• CHALLENGE
Each entry below should be written out exactly as it is, with no pictures.

>> start MATERIAL FOR THIS TASK

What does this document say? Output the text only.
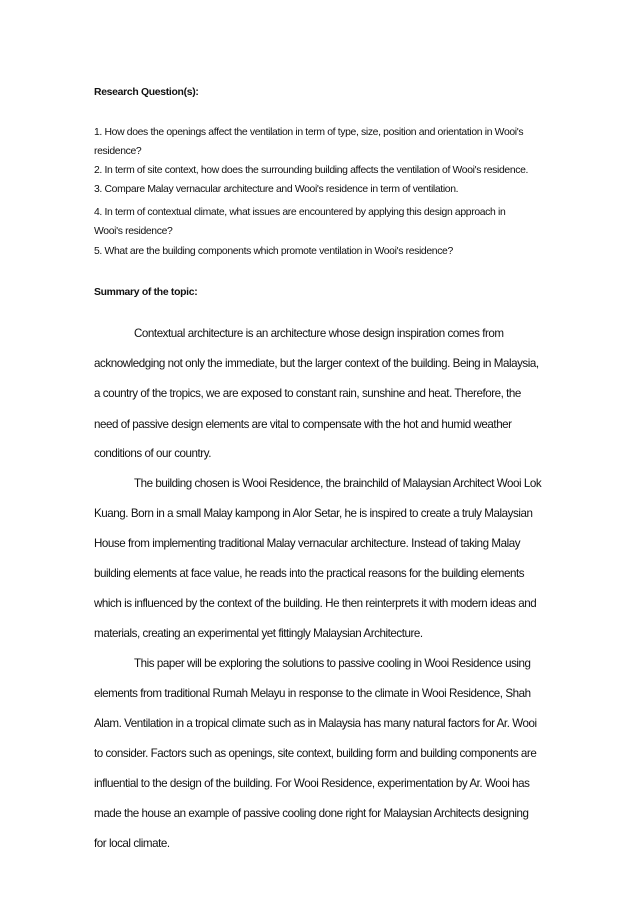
Research Question(s):
1. How does the openings affect the ventilation in term of type, size, position and orientation in Wooi's
residence?
2. In term of site context, how does the surrounding building affects the ventilation of Wooi's residence.
3. Compare Malay vernacular architecture and Wooi's residence in term of ventilation.
4. In term of contextual climate, what issues are encountered by applying this design approach in
Wooi's residence?
5. What are the building components which promote ventilation in Wooi's residence?
Summary of the topic:
Contextual architecture is an architecture whose design inspiration comes from
acknowledging not only the immediate, but the larger context of the building. Being in Malaysia,
a country of the tropics, we are exposed to constant rain, sunshine and heat. Therefore, the
need of passive design elements are vital to compensate with the hot and humid weather
conditions of our country.
The building chosen is Wooi Residence, the brainchild of Malaysian Architect Wooi Lok
Kuang. Born in a small Malay kampong in Alor Setar, he is inspired to create a truly Malaysian
House from implementing traditional Malay vernacular architecture. Instead of taking Malay
building elements at face value, he reads into the practical reasons for the building elements
which is influenced by the context of the building. He then reinterprets it with modern ideas and
materials, creating an experimental yet fittingly Malaysian Architecture.
This paper will be exploring the solutions to passive cooling in Wooi Residence using
elements from traditional Rumah Melayu in response to the climate in Wooi Residence, Shah
Alam. Ventilation in a tropical climate such as in Malaysia has many natural factors for Ar. Wooi
to consider. Factors such as openings, site context, building form and building components are
influential to the design of the building. For Wooi Residence, experimentation by Ar. Wooi has
made the house an example of passive cooling done right for Malaysian Architects designing
for local climate.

>> end MATERIAL FOR THIS TASK

• WORKED ANSWER
What does this document say? Output the text only.
Research Question(s):
1. How does the openings affect the ventilation in term of type, size, position and orientation in Wooi's
residence?
2. In term of site context, how does the surrounding building affects the ventilation of Wooi's residence.
3. Compare Malay vernacular architecture and Wooi's residence in term of ventilation.
4. In term of contextual climate, what issues are encountered by applying this design approach in
Wooi's residence?
5. What are the building components which promote ventilation in Wooi's residence?
Summary of the topic:
Contextual architecture is an architecture whose design inspiration comes from
acknowledging not only the immediate, but the larger context of the building. Being in Malaysia,
a country of the tropics, we are exposed to constant rain, sunshine and heat. Therefore, the
need of passive design elements are vital to compensate with the hot and humid weather
conditions of our country.
The building chosen is Wooi Residence, the brainchild of Malaysian Architect Wooi Lok
Kuang. Born in a small Malay kampong in Alor Setar, he is inspired to create a truly Malaysian
House from implementing traditional Malay vernacular architecture. Instead of taking Malay
building elements at face value, he reads into the practical reasons for the building elements
which is influenced by the context of the building. He then reinterprets it with modern ideas and
materials, creating an experimental yet fittingly Malaysian Architecture.
This paper will be exploring the solutions to passive cooling in Wooi Residence using
elements from traditional Rumah Melayu in response to the climate in Wooi Residence, Shah
Alam. Ventilation in a tropical climate such as in Malaysia has many natural factors for Ar. Wooi
to consider. Factors such as openings, site context, building form and building components are
influential to the design of the building. For Wooi Residence, experimentation by Ar. Wooi has
made the house an example of passive cooling done right for Malaysian Architects designing
for local climate.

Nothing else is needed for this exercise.